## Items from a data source
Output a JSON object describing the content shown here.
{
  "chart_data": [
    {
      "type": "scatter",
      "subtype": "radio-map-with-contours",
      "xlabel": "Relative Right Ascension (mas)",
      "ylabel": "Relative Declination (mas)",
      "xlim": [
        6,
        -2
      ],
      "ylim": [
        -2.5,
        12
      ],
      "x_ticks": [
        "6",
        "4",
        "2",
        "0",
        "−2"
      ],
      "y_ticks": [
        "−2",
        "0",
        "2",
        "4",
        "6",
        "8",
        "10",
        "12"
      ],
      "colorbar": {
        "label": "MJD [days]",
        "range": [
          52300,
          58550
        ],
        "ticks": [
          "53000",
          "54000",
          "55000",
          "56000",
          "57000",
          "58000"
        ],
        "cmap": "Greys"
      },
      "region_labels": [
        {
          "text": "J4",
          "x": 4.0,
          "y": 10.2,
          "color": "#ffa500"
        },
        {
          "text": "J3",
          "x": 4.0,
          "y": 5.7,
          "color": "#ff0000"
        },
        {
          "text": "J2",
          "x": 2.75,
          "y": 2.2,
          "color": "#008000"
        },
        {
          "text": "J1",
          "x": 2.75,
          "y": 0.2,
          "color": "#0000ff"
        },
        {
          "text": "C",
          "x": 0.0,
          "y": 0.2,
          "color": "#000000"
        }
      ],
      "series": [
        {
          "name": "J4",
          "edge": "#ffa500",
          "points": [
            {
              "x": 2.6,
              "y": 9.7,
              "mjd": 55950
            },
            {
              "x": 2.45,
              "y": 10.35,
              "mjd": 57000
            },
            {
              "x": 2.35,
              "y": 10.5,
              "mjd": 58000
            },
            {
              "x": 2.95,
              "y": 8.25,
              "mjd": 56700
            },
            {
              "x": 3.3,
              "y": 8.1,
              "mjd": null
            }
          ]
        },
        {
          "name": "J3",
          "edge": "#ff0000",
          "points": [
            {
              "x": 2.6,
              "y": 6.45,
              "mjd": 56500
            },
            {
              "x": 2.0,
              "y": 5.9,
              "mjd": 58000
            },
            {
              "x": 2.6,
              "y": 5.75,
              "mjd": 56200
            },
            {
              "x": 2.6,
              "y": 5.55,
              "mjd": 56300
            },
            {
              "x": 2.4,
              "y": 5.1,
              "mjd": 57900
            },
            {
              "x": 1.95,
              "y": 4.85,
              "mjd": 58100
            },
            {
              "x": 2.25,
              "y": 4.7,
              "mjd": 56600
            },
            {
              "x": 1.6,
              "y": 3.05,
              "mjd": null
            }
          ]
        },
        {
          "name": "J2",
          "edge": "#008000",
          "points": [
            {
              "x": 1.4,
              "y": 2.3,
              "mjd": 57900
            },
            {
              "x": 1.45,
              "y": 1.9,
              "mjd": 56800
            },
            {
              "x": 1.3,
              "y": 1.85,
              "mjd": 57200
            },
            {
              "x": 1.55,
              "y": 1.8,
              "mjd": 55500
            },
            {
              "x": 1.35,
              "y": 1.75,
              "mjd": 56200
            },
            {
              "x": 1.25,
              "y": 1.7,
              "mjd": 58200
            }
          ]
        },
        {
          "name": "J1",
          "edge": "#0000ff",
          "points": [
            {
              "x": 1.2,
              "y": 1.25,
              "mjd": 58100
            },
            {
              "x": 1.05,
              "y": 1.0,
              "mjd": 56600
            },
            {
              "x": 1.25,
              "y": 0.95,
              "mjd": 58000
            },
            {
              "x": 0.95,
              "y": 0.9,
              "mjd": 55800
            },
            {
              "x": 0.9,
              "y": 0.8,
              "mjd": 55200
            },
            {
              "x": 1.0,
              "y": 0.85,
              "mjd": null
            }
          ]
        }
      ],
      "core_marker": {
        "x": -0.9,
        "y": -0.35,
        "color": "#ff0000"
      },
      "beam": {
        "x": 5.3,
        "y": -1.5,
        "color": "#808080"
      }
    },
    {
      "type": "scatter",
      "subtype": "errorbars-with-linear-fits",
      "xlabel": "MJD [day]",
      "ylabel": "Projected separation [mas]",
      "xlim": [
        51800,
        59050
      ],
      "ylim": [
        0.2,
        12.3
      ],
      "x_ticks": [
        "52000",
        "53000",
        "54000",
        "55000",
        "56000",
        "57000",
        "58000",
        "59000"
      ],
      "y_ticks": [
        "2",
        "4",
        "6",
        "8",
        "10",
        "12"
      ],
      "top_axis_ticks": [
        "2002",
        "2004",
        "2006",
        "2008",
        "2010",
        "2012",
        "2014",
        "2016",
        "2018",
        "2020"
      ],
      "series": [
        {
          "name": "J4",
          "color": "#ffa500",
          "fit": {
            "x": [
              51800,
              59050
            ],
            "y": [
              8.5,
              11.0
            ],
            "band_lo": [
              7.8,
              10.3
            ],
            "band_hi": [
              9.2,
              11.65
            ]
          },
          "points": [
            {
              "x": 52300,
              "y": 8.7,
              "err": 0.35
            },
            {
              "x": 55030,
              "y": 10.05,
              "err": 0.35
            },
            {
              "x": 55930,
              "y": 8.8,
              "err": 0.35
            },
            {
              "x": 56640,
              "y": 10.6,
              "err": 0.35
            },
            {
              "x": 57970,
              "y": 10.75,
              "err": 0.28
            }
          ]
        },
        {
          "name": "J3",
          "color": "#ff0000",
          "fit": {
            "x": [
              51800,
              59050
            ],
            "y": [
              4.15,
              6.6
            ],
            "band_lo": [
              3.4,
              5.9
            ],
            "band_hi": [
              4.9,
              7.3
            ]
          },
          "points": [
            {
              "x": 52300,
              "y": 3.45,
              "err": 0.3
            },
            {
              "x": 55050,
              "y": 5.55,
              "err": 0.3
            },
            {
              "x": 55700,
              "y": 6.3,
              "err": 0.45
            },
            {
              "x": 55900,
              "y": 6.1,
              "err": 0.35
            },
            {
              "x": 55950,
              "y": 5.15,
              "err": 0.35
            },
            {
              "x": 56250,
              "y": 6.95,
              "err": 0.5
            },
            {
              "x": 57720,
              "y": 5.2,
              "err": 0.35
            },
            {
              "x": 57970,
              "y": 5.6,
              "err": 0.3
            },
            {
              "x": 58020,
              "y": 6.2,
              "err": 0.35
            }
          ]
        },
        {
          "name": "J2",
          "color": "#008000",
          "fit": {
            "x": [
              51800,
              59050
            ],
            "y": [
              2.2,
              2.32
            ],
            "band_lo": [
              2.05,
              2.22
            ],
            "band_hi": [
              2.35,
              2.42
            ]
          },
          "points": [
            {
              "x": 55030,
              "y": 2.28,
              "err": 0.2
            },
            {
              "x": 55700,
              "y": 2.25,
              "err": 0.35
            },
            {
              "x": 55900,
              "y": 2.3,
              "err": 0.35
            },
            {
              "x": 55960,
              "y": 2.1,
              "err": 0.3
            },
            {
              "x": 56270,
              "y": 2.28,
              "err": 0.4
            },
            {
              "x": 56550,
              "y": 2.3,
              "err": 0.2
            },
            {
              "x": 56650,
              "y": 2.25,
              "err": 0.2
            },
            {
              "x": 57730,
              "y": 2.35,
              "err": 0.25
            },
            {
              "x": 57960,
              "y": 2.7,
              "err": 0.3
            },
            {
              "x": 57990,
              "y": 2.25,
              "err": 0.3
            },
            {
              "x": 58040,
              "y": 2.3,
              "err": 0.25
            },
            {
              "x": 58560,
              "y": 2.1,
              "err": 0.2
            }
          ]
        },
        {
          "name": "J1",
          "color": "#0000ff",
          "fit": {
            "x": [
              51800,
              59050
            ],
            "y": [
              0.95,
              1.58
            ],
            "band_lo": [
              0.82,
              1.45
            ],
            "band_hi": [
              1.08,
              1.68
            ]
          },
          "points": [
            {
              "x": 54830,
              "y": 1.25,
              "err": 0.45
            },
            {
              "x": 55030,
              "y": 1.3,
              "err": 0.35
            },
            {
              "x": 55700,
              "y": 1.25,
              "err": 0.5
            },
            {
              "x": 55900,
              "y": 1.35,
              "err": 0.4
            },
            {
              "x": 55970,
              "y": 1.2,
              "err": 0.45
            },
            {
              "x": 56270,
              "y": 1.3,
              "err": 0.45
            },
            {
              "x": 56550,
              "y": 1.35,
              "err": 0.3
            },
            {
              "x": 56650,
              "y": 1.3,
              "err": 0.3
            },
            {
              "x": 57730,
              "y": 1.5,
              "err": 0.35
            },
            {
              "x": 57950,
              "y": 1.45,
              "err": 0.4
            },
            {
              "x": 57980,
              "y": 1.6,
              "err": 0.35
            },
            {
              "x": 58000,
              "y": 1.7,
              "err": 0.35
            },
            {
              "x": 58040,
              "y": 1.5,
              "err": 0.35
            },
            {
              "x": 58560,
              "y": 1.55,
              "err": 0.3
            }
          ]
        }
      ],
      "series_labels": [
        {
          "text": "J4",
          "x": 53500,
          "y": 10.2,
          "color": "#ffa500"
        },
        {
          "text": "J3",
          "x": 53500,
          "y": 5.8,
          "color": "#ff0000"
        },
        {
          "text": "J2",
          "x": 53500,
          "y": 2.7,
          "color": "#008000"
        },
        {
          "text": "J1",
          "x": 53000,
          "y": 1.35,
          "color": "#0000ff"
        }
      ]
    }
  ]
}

## What the task asks
Which lines contain "ylabel"? Copy each of them out.

## Exercise response
      "ylabel": "Relative Declination (mas)",
      "ylabel": "Projected separation [mas]",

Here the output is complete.